• _TASK_:
Which lines of the records contain "banos"? Collect every one of them.

(Saved entries)
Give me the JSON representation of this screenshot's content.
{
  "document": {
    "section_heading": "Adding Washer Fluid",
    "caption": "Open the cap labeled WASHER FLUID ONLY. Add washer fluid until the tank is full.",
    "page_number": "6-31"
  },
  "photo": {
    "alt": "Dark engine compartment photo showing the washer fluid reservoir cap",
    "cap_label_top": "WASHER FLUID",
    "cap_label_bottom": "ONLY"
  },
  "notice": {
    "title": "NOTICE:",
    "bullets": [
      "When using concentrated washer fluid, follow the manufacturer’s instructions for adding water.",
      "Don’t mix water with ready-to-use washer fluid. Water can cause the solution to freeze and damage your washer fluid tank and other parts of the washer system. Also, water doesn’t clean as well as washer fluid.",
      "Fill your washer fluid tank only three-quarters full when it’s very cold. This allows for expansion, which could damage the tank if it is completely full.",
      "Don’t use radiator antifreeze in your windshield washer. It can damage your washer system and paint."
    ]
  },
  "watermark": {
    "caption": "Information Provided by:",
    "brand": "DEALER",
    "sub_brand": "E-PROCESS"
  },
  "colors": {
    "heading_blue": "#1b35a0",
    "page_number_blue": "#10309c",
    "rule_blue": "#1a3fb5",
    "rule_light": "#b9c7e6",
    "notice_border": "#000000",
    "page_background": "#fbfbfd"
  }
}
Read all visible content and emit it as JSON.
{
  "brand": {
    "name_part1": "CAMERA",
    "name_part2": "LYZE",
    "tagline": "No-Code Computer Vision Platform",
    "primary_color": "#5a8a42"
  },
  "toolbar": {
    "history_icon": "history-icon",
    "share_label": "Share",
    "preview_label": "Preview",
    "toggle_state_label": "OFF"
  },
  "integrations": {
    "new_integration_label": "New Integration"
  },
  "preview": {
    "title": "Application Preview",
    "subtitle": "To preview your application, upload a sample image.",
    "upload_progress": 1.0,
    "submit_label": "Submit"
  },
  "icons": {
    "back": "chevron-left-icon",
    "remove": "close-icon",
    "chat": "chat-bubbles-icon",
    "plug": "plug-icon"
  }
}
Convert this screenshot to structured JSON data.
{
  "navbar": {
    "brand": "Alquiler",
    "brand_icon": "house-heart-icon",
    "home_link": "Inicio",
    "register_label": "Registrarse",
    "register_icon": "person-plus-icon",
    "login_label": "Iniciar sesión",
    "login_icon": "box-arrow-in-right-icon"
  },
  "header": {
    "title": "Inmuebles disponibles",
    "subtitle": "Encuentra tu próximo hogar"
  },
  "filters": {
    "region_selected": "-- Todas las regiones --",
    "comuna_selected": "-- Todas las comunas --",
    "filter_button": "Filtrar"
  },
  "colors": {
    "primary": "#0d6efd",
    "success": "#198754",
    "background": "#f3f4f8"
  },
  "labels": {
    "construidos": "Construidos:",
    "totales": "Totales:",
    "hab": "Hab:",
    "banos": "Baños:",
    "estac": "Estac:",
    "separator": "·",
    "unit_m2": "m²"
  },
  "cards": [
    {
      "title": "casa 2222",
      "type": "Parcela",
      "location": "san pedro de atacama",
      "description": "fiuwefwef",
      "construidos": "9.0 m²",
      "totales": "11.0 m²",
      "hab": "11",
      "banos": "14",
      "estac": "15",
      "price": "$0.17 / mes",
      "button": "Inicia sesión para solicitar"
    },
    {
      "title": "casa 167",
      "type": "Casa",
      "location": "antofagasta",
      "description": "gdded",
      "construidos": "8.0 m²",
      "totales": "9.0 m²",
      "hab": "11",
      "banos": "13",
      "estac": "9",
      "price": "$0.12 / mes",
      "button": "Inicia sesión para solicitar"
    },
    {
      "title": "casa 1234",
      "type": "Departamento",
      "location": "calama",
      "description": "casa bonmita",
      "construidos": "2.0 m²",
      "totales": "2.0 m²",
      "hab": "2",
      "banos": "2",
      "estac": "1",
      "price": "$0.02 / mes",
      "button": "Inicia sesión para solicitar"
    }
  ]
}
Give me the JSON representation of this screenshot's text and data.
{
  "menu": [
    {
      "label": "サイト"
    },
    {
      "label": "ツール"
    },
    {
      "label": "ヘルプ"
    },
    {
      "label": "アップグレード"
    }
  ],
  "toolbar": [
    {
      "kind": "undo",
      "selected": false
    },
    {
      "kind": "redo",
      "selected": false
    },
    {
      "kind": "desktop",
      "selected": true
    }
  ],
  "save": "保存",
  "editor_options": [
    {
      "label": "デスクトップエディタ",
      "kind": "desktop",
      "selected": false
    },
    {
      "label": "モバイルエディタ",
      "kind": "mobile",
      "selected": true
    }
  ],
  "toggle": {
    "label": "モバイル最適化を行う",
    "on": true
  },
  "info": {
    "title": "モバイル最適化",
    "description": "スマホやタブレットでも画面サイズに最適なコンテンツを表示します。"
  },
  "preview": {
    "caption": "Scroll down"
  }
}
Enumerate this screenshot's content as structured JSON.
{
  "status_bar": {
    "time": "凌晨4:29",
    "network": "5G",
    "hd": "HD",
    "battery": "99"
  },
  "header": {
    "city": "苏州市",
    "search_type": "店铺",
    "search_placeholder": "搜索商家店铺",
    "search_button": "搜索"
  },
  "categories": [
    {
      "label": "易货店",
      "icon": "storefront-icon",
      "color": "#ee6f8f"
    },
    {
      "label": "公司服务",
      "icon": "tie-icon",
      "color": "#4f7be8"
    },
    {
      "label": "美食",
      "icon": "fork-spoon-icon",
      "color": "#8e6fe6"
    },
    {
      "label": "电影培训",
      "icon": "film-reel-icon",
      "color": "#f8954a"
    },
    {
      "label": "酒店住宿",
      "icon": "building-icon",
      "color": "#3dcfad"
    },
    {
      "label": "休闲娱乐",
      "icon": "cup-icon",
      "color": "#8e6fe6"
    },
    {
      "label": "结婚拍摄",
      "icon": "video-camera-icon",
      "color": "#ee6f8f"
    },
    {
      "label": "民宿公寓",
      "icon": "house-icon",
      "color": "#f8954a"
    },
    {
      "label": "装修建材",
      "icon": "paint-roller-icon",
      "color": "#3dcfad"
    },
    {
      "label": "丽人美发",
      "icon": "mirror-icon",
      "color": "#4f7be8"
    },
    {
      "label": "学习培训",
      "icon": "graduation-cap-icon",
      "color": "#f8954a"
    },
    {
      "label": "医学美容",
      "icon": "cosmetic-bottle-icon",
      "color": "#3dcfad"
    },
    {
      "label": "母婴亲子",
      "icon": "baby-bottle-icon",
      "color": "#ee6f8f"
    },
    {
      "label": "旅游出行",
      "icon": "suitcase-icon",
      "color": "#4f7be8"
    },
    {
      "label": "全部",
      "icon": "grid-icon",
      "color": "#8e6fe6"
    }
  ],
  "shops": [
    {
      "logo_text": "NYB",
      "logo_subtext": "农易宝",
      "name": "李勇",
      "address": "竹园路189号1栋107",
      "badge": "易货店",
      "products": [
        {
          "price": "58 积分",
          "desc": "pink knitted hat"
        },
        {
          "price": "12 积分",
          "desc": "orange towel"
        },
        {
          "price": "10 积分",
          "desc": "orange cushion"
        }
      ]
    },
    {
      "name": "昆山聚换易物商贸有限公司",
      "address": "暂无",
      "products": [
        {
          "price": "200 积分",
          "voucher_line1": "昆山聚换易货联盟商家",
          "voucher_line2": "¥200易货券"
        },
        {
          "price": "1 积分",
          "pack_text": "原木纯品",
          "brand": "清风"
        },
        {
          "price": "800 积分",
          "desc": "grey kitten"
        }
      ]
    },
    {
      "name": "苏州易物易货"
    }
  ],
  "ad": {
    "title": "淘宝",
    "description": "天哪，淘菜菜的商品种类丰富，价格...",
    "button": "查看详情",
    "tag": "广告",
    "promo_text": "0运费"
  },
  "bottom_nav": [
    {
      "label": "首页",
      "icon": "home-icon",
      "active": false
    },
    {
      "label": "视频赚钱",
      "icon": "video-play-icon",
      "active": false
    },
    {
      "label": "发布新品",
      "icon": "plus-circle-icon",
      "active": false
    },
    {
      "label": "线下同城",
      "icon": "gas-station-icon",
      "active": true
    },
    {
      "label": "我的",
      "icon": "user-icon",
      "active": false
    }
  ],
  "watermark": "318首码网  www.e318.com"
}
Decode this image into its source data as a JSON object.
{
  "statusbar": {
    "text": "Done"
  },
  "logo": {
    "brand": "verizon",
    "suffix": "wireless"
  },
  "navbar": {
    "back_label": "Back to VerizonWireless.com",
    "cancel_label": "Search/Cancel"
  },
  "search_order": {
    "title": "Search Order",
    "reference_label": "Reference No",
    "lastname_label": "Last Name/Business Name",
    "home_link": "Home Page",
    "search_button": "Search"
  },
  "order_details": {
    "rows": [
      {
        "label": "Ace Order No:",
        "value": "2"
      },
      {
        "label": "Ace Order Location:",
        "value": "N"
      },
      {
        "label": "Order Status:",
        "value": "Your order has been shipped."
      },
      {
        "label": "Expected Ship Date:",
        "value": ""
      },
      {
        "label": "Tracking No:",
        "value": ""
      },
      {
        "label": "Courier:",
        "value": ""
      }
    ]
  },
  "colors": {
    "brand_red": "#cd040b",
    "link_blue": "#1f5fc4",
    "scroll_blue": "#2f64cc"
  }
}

• _FINAL ANSWER_:
    "banos": "Baños:",
      "banos": "14",
      "banos": "13",
      "banos": "2",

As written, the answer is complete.